### THE TASK:
Copy every line of the records below where the word "بایستی" occurs.

### SUPPLIED ENTRIES:
>>
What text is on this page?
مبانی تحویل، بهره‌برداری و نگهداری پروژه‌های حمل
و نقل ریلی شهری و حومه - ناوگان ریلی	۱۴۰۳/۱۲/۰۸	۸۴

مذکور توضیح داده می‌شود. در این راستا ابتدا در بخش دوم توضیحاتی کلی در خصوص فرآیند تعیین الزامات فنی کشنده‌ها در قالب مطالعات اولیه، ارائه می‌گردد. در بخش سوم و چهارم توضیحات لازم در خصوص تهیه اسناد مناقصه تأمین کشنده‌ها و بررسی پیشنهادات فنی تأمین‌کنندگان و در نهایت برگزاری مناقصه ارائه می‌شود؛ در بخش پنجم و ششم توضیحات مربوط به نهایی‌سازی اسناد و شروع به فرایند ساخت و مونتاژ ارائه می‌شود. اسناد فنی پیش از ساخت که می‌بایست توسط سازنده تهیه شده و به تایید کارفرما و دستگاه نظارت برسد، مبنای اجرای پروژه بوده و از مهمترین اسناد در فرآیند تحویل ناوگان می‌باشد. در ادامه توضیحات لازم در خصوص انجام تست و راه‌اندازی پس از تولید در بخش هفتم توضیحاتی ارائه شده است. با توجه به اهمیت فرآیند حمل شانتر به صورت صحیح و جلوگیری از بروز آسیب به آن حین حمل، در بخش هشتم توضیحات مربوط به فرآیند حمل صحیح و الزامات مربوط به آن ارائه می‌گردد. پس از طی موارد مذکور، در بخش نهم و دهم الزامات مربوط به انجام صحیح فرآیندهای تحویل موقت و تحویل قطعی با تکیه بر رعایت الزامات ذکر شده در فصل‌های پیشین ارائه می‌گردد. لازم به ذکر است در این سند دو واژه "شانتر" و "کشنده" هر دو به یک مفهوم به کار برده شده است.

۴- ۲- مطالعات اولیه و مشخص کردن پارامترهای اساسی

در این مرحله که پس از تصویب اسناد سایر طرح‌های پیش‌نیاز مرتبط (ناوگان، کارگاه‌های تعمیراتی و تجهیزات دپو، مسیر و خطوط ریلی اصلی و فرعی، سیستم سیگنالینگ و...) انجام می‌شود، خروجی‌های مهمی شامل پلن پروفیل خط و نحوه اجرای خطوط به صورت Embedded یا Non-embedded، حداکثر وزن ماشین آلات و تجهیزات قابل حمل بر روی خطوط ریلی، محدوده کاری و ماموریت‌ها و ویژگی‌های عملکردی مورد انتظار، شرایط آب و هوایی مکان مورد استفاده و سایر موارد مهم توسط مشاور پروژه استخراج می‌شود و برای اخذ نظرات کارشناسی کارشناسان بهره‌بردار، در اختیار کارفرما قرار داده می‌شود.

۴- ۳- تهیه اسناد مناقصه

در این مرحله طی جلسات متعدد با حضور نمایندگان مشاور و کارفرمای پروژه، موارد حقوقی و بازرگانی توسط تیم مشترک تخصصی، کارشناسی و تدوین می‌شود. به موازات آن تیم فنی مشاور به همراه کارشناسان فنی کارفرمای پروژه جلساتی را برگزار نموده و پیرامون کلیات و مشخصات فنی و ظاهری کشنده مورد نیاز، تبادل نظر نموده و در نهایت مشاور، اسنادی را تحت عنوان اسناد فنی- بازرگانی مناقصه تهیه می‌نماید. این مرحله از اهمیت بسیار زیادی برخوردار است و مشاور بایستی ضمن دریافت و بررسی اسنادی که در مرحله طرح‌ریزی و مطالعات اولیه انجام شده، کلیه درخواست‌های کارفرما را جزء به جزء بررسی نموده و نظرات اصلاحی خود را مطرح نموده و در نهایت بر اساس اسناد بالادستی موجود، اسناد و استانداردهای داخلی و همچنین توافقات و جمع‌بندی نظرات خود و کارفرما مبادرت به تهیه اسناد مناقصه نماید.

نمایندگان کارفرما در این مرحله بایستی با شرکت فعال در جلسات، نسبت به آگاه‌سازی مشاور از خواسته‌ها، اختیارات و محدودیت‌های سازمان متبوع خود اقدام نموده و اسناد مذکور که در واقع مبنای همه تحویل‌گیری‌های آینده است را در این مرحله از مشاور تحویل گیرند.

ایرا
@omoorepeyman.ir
<<
>>
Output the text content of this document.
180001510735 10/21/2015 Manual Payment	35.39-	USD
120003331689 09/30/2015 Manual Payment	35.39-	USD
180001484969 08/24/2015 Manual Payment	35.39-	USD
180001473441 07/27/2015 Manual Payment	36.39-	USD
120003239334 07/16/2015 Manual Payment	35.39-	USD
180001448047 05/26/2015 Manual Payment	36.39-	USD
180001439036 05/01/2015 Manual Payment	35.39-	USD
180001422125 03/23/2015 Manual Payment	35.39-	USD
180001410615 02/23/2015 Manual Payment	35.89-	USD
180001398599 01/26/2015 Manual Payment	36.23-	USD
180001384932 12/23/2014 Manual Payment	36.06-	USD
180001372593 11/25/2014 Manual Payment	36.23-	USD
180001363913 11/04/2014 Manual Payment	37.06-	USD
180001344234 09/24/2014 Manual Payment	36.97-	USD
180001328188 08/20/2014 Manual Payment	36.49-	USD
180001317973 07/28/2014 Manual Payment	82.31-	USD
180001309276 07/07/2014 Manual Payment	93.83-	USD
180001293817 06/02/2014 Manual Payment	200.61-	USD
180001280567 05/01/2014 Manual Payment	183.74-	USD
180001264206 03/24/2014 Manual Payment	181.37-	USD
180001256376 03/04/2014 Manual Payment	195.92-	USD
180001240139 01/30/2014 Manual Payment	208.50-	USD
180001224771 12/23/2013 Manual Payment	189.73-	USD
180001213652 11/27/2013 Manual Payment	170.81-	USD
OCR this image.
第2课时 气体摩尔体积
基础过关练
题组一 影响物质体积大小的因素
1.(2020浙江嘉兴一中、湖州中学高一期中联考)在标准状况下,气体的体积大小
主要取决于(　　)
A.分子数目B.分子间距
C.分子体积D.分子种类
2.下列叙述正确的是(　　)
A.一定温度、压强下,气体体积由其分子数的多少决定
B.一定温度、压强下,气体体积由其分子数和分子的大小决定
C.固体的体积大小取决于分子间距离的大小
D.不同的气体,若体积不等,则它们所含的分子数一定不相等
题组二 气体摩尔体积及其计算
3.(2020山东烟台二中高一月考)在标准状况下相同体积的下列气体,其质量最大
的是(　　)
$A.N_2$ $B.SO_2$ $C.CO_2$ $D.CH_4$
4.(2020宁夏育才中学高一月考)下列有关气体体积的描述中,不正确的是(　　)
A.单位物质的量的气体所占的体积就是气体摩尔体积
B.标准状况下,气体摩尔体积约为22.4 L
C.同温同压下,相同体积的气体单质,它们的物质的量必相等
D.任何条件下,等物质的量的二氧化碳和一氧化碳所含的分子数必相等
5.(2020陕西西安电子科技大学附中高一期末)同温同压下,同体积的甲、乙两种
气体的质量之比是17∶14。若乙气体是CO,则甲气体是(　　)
<<
### EXERCISE OUTPUT:
در این مرحله طی جلسات متعدد با حضور نمایندگان مشاور و کارفرمای پروژه، موارد حقوقی و بازرگانی توسط تیم مشترک تخصصی، کارشناسی و تدوین می‌شود. به موازات آن تیم فنی مشاور به همراه کارشناسان فنی کارفرمای پروژه جلساتی را برگزار نموده و پیرامون کلیات و مشخصات فنی و ظاهری کشنده مورد نیاز، تبادل نظر نموده و در نهایت مشاور، اسنادی را تحت عنوان اسناد فنی- بازرگانی مناقصه تهیه می‌نماید. این مرحله از اهمیت بسیار زیادی برخوردار است و مشاور بایستی ضمن دریافت و بررسی اسنادی که در مرحله طرح‌ریزی و مطالعات اولیه انجام شده، کلیه درخواست‌های کارفرما را جزء به جزء بررسی نموده و نظرات اصلاحی خود را مطرح نموده و در نهایت بر اساس اسناد بالادستی موجود، اسناد و استانداردهای داخلی و همچنین توافقات و جمع‌بندی نظرات خود و کارفرما مبادرت به تهیه اسناد مناقصه نماید.
نمایندگان کارفرما در این مرحله بایستی با شرکت فعال در جلسات، نسبت به آگاه‌سازی مشاور از خواسته‌ها، اختیارات و محدودیت‌های سازمان متبوع خود اقدام نموده و اسناد مذکور که در واقع مبنای همه تحویل‌گیری‌های آینده است را در این مرحله از مشاور تحویل گیرند.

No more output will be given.